__Work to do__. Return every line below in which "panel" appears.
— START OF Information shown —
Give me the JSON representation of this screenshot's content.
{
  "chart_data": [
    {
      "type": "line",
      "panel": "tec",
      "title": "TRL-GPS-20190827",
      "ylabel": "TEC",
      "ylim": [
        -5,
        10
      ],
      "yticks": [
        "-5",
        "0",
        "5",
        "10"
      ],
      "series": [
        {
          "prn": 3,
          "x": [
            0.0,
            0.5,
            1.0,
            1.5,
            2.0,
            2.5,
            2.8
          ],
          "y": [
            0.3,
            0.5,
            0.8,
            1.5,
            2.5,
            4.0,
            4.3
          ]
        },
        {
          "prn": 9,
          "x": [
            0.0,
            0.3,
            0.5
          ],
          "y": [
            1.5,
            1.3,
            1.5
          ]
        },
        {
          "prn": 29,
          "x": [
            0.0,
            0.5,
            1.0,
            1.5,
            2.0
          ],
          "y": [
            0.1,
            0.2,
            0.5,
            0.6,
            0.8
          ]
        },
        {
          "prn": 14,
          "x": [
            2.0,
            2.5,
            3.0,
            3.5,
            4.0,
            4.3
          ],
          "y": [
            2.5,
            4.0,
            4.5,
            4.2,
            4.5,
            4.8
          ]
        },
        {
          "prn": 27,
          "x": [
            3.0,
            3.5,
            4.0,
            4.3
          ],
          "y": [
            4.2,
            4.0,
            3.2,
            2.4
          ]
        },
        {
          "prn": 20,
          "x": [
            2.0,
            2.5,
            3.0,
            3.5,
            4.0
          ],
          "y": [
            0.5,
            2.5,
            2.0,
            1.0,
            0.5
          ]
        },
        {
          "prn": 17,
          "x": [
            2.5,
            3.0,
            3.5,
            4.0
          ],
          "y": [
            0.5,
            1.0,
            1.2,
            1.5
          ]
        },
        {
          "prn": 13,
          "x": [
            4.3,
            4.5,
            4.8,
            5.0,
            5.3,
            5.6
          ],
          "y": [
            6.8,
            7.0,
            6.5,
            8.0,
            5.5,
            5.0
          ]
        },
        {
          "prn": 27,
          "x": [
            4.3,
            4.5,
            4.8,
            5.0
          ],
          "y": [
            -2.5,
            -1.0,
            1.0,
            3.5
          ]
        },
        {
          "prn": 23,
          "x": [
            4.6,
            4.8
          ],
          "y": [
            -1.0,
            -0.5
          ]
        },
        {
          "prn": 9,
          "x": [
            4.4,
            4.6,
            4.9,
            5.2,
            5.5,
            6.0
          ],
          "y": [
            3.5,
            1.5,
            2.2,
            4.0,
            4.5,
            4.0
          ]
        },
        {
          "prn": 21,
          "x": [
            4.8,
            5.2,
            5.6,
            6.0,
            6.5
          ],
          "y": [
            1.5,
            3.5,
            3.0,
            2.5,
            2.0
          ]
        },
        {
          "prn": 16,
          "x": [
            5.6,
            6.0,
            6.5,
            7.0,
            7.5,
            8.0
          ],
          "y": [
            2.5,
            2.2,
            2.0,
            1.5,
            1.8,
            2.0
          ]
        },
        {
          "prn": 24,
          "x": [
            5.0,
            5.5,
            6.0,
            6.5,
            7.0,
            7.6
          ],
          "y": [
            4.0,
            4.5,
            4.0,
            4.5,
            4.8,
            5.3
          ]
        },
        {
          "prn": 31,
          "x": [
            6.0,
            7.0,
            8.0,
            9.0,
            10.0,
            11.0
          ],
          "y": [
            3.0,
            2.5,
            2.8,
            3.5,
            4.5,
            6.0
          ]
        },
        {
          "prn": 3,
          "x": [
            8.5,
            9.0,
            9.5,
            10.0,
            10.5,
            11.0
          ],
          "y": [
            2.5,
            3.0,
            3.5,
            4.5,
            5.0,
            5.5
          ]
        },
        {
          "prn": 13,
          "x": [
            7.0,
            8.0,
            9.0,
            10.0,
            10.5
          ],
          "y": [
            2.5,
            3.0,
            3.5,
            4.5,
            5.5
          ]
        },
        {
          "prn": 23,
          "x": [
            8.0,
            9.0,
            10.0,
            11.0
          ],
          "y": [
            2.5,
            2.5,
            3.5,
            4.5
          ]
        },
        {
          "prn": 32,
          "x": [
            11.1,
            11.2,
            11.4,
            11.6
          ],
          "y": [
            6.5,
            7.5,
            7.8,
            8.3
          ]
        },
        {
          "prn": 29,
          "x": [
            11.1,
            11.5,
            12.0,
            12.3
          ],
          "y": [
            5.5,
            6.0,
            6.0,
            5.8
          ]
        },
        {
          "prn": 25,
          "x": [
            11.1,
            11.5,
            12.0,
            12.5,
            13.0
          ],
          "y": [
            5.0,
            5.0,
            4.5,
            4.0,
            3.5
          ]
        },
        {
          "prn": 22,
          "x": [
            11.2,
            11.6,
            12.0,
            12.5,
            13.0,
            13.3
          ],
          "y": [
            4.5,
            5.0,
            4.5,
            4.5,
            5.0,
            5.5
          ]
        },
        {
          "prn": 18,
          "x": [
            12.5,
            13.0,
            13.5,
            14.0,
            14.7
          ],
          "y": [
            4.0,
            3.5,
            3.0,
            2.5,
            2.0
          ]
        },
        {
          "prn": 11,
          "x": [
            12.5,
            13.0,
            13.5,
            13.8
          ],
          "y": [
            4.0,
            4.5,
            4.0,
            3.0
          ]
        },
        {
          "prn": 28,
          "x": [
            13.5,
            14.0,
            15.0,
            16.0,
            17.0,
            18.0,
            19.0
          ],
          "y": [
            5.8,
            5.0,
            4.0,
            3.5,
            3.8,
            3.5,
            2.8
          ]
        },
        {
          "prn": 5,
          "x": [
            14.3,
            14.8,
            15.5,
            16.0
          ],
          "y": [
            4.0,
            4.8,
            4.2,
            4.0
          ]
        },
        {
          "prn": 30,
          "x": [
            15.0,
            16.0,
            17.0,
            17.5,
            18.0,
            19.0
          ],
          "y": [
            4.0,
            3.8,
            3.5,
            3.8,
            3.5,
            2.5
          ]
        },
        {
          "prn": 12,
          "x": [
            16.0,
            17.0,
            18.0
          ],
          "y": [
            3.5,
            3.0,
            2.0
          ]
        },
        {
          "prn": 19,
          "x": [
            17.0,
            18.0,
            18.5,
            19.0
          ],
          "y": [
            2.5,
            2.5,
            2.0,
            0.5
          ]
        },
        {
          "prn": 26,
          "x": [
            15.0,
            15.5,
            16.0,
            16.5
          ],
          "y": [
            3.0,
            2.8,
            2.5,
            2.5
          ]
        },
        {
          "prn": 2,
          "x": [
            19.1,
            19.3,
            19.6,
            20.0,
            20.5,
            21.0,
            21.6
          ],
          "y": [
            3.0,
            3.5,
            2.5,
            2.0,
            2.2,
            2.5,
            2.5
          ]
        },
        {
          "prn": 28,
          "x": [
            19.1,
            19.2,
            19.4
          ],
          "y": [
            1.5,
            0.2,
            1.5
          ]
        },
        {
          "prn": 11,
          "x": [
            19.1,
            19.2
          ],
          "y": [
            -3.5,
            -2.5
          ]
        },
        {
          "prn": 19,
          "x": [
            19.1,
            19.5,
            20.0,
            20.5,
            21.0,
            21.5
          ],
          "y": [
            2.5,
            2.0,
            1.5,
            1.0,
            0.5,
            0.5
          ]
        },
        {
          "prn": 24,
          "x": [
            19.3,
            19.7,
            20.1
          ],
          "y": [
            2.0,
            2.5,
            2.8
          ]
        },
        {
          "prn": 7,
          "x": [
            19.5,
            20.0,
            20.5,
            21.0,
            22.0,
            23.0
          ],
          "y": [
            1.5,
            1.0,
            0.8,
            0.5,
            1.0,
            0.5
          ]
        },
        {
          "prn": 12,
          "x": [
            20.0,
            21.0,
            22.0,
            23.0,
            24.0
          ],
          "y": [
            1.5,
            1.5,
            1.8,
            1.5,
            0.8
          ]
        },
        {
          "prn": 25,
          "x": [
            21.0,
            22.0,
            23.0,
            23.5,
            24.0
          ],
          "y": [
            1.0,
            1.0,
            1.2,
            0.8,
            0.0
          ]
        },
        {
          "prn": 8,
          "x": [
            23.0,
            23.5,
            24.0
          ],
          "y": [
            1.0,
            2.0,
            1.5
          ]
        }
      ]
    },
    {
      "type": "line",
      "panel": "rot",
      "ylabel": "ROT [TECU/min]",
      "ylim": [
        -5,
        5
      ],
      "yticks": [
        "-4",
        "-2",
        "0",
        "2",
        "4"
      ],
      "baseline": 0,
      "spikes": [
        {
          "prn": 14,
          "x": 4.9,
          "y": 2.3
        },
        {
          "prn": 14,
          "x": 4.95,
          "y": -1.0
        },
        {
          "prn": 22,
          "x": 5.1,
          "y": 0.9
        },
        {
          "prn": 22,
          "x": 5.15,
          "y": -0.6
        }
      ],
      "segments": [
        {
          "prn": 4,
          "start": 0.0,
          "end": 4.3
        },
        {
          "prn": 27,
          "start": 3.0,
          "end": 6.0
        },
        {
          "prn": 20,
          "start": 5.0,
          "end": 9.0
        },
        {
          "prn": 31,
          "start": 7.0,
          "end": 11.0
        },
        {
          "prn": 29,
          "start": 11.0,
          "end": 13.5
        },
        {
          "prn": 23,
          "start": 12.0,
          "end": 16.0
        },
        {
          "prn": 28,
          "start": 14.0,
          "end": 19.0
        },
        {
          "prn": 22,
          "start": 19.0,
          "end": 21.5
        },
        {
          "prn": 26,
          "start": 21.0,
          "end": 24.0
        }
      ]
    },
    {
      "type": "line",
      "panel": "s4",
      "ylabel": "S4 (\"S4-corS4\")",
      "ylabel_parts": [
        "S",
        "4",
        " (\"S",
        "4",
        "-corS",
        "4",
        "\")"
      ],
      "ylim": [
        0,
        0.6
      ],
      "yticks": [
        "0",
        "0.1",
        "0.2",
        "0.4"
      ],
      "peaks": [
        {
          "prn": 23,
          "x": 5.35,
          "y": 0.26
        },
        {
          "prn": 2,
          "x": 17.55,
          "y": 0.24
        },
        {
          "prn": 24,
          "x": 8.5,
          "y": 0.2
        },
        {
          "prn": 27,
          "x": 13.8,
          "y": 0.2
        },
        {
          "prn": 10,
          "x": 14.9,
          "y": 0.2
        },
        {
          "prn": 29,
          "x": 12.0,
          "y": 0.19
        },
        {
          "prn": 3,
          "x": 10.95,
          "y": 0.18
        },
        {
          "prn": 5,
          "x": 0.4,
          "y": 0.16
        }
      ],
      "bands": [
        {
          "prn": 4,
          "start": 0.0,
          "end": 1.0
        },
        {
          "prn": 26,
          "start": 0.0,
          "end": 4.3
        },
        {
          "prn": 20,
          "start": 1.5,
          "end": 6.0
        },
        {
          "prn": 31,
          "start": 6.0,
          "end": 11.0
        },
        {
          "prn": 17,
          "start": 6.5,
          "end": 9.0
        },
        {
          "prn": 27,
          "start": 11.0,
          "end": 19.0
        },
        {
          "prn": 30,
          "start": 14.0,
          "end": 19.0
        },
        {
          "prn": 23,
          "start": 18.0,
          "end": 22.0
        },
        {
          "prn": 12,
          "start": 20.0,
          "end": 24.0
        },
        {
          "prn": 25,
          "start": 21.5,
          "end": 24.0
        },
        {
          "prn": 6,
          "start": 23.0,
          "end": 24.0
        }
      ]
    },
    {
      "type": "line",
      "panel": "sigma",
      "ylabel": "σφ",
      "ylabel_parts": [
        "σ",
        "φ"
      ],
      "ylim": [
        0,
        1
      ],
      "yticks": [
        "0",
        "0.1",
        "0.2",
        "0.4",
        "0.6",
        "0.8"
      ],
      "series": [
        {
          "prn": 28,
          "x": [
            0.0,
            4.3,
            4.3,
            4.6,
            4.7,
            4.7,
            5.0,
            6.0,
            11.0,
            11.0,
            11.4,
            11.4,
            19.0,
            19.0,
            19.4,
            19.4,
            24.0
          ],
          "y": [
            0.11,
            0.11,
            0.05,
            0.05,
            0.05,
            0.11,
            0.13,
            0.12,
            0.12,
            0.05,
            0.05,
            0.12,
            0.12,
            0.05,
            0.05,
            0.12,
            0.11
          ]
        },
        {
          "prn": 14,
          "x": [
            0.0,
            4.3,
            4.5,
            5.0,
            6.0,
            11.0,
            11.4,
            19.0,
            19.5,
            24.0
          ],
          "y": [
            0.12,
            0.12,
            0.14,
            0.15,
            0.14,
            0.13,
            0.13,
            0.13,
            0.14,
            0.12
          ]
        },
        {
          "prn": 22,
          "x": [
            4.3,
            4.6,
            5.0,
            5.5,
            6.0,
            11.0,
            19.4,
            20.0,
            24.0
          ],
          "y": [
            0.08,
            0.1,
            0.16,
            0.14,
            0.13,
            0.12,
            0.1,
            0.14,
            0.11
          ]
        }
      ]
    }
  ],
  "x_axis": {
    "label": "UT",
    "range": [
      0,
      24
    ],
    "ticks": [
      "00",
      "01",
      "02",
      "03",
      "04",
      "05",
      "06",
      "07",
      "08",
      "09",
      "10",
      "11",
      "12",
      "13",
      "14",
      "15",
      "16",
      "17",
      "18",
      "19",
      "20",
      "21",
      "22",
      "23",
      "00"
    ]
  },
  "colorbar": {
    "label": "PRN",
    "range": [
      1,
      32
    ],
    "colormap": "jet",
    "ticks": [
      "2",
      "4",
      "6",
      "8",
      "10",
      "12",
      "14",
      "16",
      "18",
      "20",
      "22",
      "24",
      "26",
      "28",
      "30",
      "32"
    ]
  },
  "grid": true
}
— END OF Information shown —
__Right answer__.
      "panel": "tec",
      "panel": "rot",
      "panel": "s4",
      "panel": "sigma",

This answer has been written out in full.